**What is asked:** Retype all of the listing exactly, passing over any picture you find.
************
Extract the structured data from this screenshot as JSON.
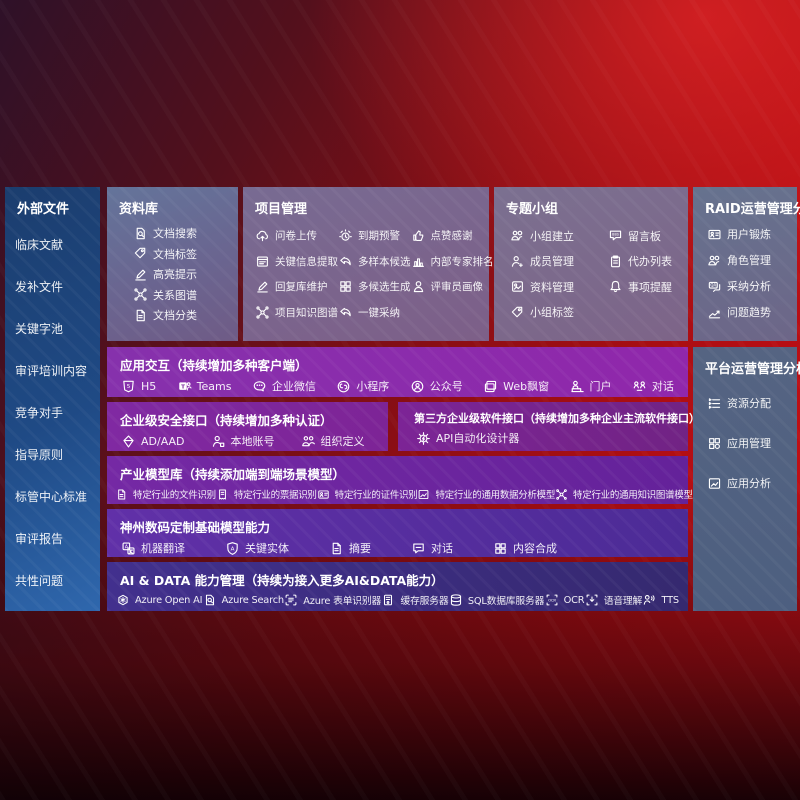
{
  "colors": {
    "background_red": "#b30e13",
    "background_dark": "#2e1128",
    "sidebar_blue": "#1f4a85",
    "grey_panel": "#6a6590",
    "row_purple": "#8631ac",
    "row_indigo": "#42308e"
  },
  "sidebar": {
    "title": "外部文件",
    "items": [
      {
        "label": "临床文献"
      },
      {
        "label": "发补文件"
      },
      {
        "label": "关键字池"
      },
      {
        "label": "审评培训内容"
      },
      {
        "label": "竞争对手"
      },
      {
        "label": "指导原则"
      },
      {
        "label": "标管中心标准"
      },
      {
        "label": "审评报告"
      },
      {
        "label": "共性问题"
      }
    ]
  },
  "panels": {
    "library": {
      "title": "资料库",
      "items": [
        {
          "icon": "doc-search",
          "label": "文档搜索"
        },
        {
          "icon": "tag",
          "label": "文档标签"
        },
        {
          "icon": "pen",
          "label": "高亮提示"
        },
        {
          "icon": "network",
          "label": "关系图谱"
        },
        {
          "icon": "doc",
          "label": "文档分类"
        }
      ]
    },
    "project": {
      "title": "项目管理",
      "items": [
        {
          "icon": "cloud-up",
          "label": "问卷上传"
        },
        {
          "icon": "alarm",
          "label": "到期预警"
        },
        {
          "icon": "thumb",
          "label": "点赞感谢"
        },
        {
          "icon": "browser",
          "label": "关键信息提取"
        },
        {
          "icon": "reply",
          "label": "多样本候选"
        },
        {
          "icon": "rank",
          "label": "内部专家排名"
        },
        {
          "icon": "pen",
          "label": "回复库维护"
        },
        {
          "icon": "gridgen",
          "label": "多候选生成"
        },
        {
          "icon": "person",
          "label": "评审员画像"
        },
        {
          "icon": "network",
          "label": "项目知识图谱"
        },
        {
          "icon": "reply",
          "label": "一键采纳"
        }
      ]
    },
    "groups": {
      "title": "专题小组",
      "items": [
        {
          "icon": "people",
          "label": "小组建立"
        },
        {
          "icon": "bbs",
          "label": "留言板"
        },
        {
          "icon": "member",
          "label": "成员管理"
        },
        {
          "icon": "clipboard",
          "label": "代办列表"
        },
        {
          "icon": "album",
          "label": "资料管理"
        },
        {
          "icon": "bell",
          "label": "事项提醒"
        },
        {
          "icon": "tag",
          "label": "小组标签"
        }
      ]
    },
    "raid": {
      "title": "RAID运营管理分析",
      "items": [
        {
          "icon": "idcard",
          "label": "用户锻炼"
        },
        {
          "icon": "people",
          "label": "角色管理"
        },
        {
          "icon": "qa",
          "label": "采纳分析"
        },
        {
          "icon": "trend",
          "label": "问题趋势"
        }
      ]
    },
    "platform": {
      "title": "平台运营管理分析",
      "items": [
        {
          "icon": "listcfg",
          "label": "资源分配"
        },
        {
          "icon": "appgrid",
          "label": "应用管理"
        },
        {
          "icon": "imgchart",
          "label": "应用分析"
        }
      ]
    }
  },
  "rows": {
    "interaction": {
      "title": "应用交互（持续增加多种客户端）",
      "items": [
        {
          "icon": "h5",
          "label": "H5"
        },
        {
          "icon": "teams",
          "label": "Teams"
        },
        {
          "icon": "wechat",
          "label": "企业微信"
        },
        {
          "icon": "miniapp",
          "label": "小程序"
        },
        {
          "icon": "pubaccount",
          "label": "公众号"
        },
        {
          "icon": "webwin",
          "label": "Web飘窗"
        },
        {
          "icon": "portal",
          "label": "门户"
        },
        {
          "icon": "dialog",
          "label": "对话"
        }
      ]
    },
    "security": {
      "title": "企业级安全接口（持续增加多种认证）",
      "items": [
        {
          "icon": "diamond",
          "label": "AD/AAD"
        },
        {
          "icon": "person-badge",
          "label": "本地账号"
        },
        {
          "icon": "org",
          "label": "组织定义"
        }
      ]
    },
    "thirdparty": {
      "title": "第三方企业级软件接口（持续增加多种企业主流软件接口）",
      "items": [
        {
          "icon": "apigear",
          "label": "API自动化设计器"
        }
      ]
    },
    "industry": {
      "title": "产业模型库（持续添加端到端场景模型）",
      "items": [
        {
          "icon": "doc",
          "label": "特定行业的文件识别"
        },
        {
          "icon": "receipt",
          "label": "特定行业的票据识别"
        },
        {
          "icon": "idcard",
          "label": "特定行业的证件识别"
        },
        {
          "icon": "imgchart",
          "label": "特定行业的通用数据分析模型"
        },
        {
          "icon": "network",
          "label": "特定行业的通用知识图谱模型"
        }
      ]
    },
    "custom": {
      "title": "神州数码定制基础模型能力",
      "items": [
        {
          "icon": "translate",
          "label": "机器翻译"
        },
        {
          "icon": "shieldA",
          "label": "关键实体"
        },
        {
          "icon": "doc",
          "label": "摘要"
        },
        {
          "icon": "chat",
          "label": "对话"
        },
        {
          "icon": "gridgen",
          "label": "内容合成"
        }
      ]
    },
    "aidata": {
      "title": "AI & DATA 能力管理（持续为接入更多AI&DATA能力）",
      "items": [
        {
          "icon": "openai",
          "label": "Azure Open AI"
        },
        {
          "icon": "azsearch",
          "label": "Azure Search"
        },
        {
          "icon": "formrec",
          "label": "Azure 表单识别器"
        },
        {
          "icon": "cache",
          "label": "缓存服务器"
        },
        {
          "icon": "sqldb",
          "label": "SQL数据库服务器"
        },
        {
          "icon": "ocr",
          "label": "OCR"
        },
        {
          "icon": "speech",
          "label": "语音理解"
        },
        {
          "icon": "tts",
          "label": "TTS"
        }
      ]
    }
  }
}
************
**Task result:**
Extract the structured data from this screenshot as JSON.
{
  "colors": {
    "background_red": "#b30e13",
    "background_dark": "#2e1128",
    "sidebar_blue": "#1f4a85",
    "grey_panel": "#6a6590",
    "row_purple": "#8631ac",
    "row_indigo": "#42308e"
  },
  "sidebar": {
    "title": "外部文件",
    "items": [
      {
        "label": "临床文献"
      },
      {
        "label": "发补文件"
      },
      {
        "label": "关键字池"
      },
      {
        "label": "审评培训内容"
      },
      {
        "label": "竞争对手"
      },
      {
        "label": "指导原则"
      },
      {
        "label": "标管中心标准"
      },
      {
        "label": "审评报告"
      },
      {
        "label": "共性问题"
      }
    ]
  },
  "panels": {
    "library": {
      "title": "资料库",
      "items": [
        {
          "icon": "doc-search",
          "label": "文档搜索"
        },
        {
          "icon": "tag",
          "label": "文档标签"
        },
        {
          "icon": "pen",
          "label": "高亮提示"
        },
        {
          "icon": "network",
          "label": "关系图谱"
        },
        {
          "icon": "doc",
          "label": "文档分类"
        }
      ]
    },
    "project": {
      "title": "项目管理",
      "items": [
        {
          "icon": "cloud-up",
          "label": "问卷上传"
        },
        {
          "icon": "alarm",
          "label": "到期预警"
        },
        {
          "icon": "thumb",
          "label": "点赞感谢"
        },
        {
          "icon": "browser",
          "label": "关键信息提取"
        },
        {
          "icon": "reply",
          "label": "多样本候选"
        },
        {
          "icon": "rank",
          "label": "内部专家排名"
        },
        {
          "icon": "pen",
          "label": "回复库维护"
        },
        {
          "icon": "gridgen",
          "label": "多候选生成"
        },
        {
          "icon": "person",
          "label": "评审员画像"
        },
        {
          "icon": "network",
          "label": "项目知识图谱"
        },
        {
          "icon": "reply",
          "label": "一键采纳"
        }
      ]
    },
    "groups": {
      "title": "专题小组",
      "items": [
        {
          "icon": "people",
          "label": "小组建立"
        },
        {
          "icon": "bbs",
          "label": "留言板"
        },
        {
          "icon": "member",
          "label": "成员管理"
        },
        {
          "icon": "clipboard",
          "label": "代办列表"
        },
        {
          "icon": "album",
          "label": "资料管理"
        },
        {
          "icon": "bell",
          "label": "事项提醒"
        },
        {
          "icon": "tag",
          "label": "小组标签"
        }
      ]
    },
    "raid": {
      "title": "RAID运营管理分析",
      "items": [
        {
          "icon": "idcard",
          "label": "用户锻炼"
        },
        {
          "icon": "people",
          "label": "角色管理"
        },
        {
          "icon": "qa",
          "label": "采纳分析"
        },
        {
          "icon": "trend",
          "label": "问题趋势"
        }
      ]
    },
    "platform": {
      "title": "平台运营管理分析",
      "items": [
        {
          "icon": "listcfg",
          "label": "资源分配"
        },
        {
          "icon": "appgrid",
          "label": "应用管理"
        },
        {
          "icon": "imgchart",
          "label": "应用分析"
        }
      ]
    }
  },
  "rows": {
    "interaction": {
      "title": "应用交互（持续增加多种客户端）",
      "items": [
        {
          "icon": "h5",
          "label": "H5"
        },
        {
          "icon": "teams",
          "label": "Teams"
        },
        {
          "icon": "wechat",
          "label": "企业微信"
        },
        {
          "icon": "miniapp",
          "label": "小程序"
        },
        {
          "icon": "pubaccount",
          "label": "公众号"
        },
        {
          "icon": "webwin",
          "label": "Web飘窗"
        },
        {
          "icon": "portal",
          "label": "门户"
        },
        {
          "icon": "dialog",
          "label": "对话"
        }
      ]
    },
    "security": {
      "title": "企业级安全接口（持续增加多种认证）",
      "items": [
        {
          "icon": "diamond",
          "label": "AD/AAD"
        },
        {
          "icon": "person-badge",
          "label": "本地账号"
        },
        {
          "icon": "org",
          "label": "组织定义"
        }
      ]
    },
    "thirdparty": {
      "title": "第三方企业级软件接口（持续增加多种企业主流软件接口）",
      "items": [
        {
          "icon": "apigear",
          "label": "API自动化设计器"
        }
      ]
    },
    "industry": {
      "title": "产业模型库（持续添加端到端场景模型）",
      "items": [
        {
          "icon": "doc",
          "label": "特定行业的文件识别"
        },
        {
          "icon": "receipt",
          "label": "特定行业的票据识别"
        },
        {
          "icon": "idcard",
          "label": "特定行业的证件识别"
        },
        {
          "icon": "imgchart",
          "label": "特定行业的通用数据分析模型"
        },
        {
          "icon": "network",
          "label": "特定行业的通用知识图谱模型"
        }
      ]
    },
    "custom": {
      "title": "神州数码定制基础模型能力",
      "items": [
        {
          "icon": "translate",
          "label": "机器翻译"
        },
        {
          "icon": "shieldA",
          "label": "关键实体"
        },
        {
          "icon": "doc",
          "label": "摘要"
        },
        {
          "icon": "chat",
          "label": "对话"
        },
        {
          "icon": "gridgen",
          "label": "内容合成"
        }
      ]
    },
    "aidata": {
      "title": "AI & DATA 能力管理（持续为接入更多AI&DATA能力）",
      "items": [
        {
          "icon": "openai",
          "label": "Azure Open AI"
        },
        {
          "icon": "azsearch",
          "label": "Azure Search"
        },
        {
          "icon": "formrec",
          "label": "Azure 表单识别器"
        },
        {
          "icon": "cache",
          "label": "缓存服务器"
        },
        {
          "icon": "sqldb",
          "label": "SQL数据库服务器"
        },
        {
          "icon": "ocr",
          "label": "OCR"
        },
        {
          "icon": "speech",
          "label": "语音理解"
        },
        {
          "icon": "tts",
          "label": "TTS"
        }
      ]
    }
  }
}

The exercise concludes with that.